• [PROBLEMS AND TASKS]
- 1) According to the Operative text, how large is Operative when gzipped?
- 2) Rewrite the Operative text from "Operative is a" up to and including "Why Operative?", changing "debuggable" to "inspectable".
- 3) Using the Operative text, explain why someone would use Operative instead of working with Web Workers directly.
[START TEXT EXTRACT]
Operative
Before reading this please ensure you fully understand the concept of Web Workers.
Operative is a small JS utility (~1.8k gzipped) for seamlessly creating Web Worker scripts. Its features include:
- Seamless API Authoring
- Producing debuggable Worker Blobs
- Providing
console
interface for simple logging - Degrading where Worker/Blob support is lacking
Why Operative?
Utilising unabstracted Workers can be cumbersome and awkward. Having to design and implement message-passing contracts and having to setup event listeners yourself is time-consuming and error-prone. Operative takes care of this stuff so you can focus on your code.
Before you get excited:
Even with Operative you are still subject to the constraints of Web Workers, i.e.
[END TEXT EXTRACT]
[START PROVIDED MATERIAL]
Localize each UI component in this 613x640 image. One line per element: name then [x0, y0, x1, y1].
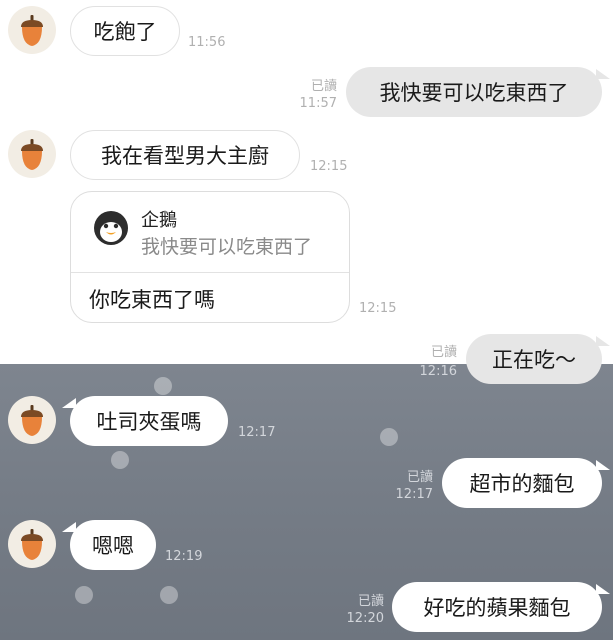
[END PROVIDED MATERIAL]
• [ANSWER LIST]
- 1) About 1.8k gzipped.

- 2)
Operative is a small JS utility (~1.8k gzipped) for seamlessly creating Web Worker scripts. Its features include:
- Seamless API Authoring
- Producing inspectable Worker Blobs
- Providing
console
interface for simple logging - Degrading where Worker/Blob support is lacking
Why Operative?

- 3) Using unabstracted Workers can be cumbersome and awkward, because designing and implementing message-passing contracts and setting up event listeners yourself is time-consuming and error-prone. Operative handles this work so you can focus on your code.